> **Given task**
Find the string "xlabel" in the records. Copy every line it appears in.

> **Dataset records**
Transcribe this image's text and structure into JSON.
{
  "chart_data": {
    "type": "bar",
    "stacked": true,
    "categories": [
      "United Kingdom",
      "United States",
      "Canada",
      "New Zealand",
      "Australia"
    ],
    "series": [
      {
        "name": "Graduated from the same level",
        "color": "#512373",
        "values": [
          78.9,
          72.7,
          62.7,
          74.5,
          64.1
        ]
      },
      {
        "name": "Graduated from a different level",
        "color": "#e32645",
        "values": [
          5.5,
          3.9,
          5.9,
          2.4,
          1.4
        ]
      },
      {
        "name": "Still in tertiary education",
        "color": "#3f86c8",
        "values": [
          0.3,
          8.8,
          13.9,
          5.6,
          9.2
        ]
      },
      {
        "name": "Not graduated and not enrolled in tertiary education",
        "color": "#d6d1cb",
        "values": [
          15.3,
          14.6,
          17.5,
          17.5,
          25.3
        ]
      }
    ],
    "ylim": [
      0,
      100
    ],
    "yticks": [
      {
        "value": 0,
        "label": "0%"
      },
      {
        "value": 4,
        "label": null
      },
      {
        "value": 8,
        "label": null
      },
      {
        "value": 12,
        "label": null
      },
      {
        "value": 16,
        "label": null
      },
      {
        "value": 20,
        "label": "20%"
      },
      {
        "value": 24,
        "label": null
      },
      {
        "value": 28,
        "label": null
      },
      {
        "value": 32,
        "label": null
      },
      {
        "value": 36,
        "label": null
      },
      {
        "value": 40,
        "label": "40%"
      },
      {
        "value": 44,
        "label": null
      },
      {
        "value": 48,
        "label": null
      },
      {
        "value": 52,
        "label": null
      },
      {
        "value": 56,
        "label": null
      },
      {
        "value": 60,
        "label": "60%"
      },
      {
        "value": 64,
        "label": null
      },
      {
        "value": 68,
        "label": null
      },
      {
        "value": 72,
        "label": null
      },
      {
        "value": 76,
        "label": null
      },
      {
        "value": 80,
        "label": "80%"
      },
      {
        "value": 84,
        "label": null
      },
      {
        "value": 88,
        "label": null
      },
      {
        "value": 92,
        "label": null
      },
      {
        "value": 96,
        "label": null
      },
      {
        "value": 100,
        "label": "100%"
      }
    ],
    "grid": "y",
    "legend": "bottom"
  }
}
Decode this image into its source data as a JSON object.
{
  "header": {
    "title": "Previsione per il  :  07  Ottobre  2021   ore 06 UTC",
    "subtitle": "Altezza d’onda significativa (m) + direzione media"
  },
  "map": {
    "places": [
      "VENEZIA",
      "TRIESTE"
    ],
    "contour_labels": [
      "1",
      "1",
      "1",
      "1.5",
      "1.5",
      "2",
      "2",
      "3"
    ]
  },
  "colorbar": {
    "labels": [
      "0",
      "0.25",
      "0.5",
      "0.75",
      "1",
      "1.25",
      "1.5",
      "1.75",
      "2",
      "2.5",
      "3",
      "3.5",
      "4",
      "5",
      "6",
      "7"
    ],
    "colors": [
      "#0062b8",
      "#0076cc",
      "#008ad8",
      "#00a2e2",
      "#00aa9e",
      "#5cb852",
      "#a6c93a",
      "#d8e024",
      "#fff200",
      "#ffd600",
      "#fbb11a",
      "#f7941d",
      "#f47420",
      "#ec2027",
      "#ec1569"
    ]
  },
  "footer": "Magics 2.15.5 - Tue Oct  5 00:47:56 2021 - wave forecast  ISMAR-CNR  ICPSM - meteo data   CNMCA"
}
* * *
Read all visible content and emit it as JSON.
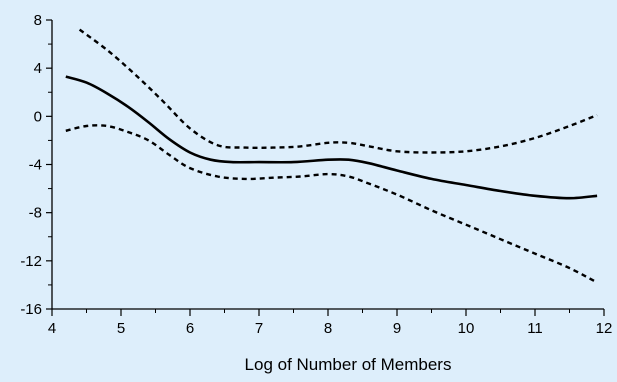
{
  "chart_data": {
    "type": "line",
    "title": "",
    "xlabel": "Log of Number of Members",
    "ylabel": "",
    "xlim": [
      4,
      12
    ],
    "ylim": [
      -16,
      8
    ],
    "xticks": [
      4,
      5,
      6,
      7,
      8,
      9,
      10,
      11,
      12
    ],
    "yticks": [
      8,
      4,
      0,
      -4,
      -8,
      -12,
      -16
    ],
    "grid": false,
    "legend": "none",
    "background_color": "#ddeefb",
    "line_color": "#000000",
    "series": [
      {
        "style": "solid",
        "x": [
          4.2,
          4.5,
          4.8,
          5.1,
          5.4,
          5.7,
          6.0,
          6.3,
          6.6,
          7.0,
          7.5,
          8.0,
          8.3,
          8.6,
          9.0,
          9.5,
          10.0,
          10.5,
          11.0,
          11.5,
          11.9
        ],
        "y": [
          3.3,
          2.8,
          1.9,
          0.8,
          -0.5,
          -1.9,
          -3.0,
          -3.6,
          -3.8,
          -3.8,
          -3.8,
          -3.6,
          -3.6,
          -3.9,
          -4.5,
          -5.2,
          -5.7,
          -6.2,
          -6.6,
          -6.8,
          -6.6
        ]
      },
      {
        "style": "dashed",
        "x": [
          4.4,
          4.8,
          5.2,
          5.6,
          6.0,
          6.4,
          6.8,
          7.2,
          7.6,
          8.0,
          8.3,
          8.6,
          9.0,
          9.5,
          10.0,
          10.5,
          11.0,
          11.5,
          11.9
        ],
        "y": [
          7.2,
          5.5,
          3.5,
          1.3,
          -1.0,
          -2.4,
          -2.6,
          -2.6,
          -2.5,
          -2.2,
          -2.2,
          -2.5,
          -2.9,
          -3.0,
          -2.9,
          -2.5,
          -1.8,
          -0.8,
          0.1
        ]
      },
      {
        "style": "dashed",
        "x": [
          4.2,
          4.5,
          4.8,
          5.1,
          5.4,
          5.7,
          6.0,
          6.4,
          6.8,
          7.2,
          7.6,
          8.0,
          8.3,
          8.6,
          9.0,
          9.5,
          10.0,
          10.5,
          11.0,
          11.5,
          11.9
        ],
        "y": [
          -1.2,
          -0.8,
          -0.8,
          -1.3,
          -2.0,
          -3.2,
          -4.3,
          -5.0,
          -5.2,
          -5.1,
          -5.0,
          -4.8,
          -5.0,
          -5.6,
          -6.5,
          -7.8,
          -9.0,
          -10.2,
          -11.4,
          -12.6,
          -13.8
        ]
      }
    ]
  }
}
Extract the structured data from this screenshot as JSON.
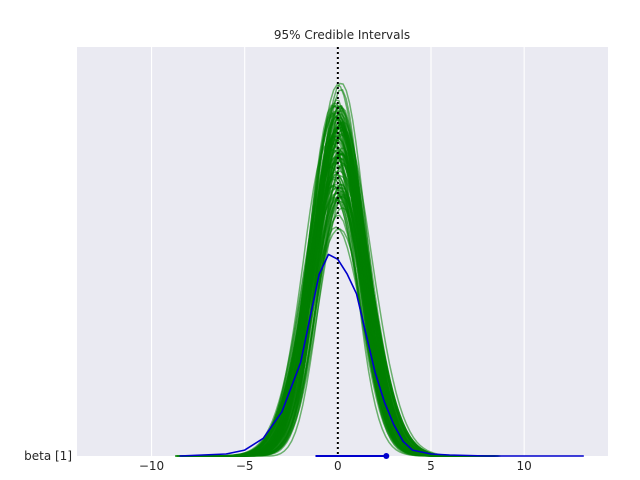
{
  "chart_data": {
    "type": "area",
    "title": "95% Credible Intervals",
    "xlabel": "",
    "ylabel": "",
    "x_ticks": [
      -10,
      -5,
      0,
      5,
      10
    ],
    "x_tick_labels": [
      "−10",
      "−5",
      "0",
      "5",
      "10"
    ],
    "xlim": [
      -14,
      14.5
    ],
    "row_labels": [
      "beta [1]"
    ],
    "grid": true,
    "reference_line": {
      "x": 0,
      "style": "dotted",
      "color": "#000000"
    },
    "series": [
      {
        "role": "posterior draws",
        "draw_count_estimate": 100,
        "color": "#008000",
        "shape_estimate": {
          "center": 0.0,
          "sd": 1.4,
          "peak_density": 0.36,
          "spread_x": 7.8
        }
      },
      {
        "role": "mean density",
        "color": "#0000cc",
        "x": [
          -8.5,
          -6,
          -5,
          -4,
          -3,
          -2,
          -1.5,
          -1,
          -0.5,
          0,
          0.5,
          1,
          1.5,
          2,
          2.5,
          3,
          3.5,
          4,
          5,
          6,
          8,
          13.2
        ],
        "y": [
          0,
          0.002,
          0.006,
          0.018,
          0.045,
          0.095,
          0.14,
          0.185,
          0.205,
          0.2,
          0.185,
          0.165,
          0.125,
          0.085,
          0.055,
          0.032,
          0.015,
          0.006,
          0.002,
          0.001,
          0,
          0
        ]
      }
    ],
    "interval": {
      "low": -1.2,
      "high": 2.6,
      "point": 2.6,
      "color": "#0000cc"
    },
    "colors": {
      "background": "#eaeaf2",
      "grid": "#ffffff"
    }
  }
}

> **Written answer**
    "xlabel": "Log of Number of Members",
    "xlabel": "",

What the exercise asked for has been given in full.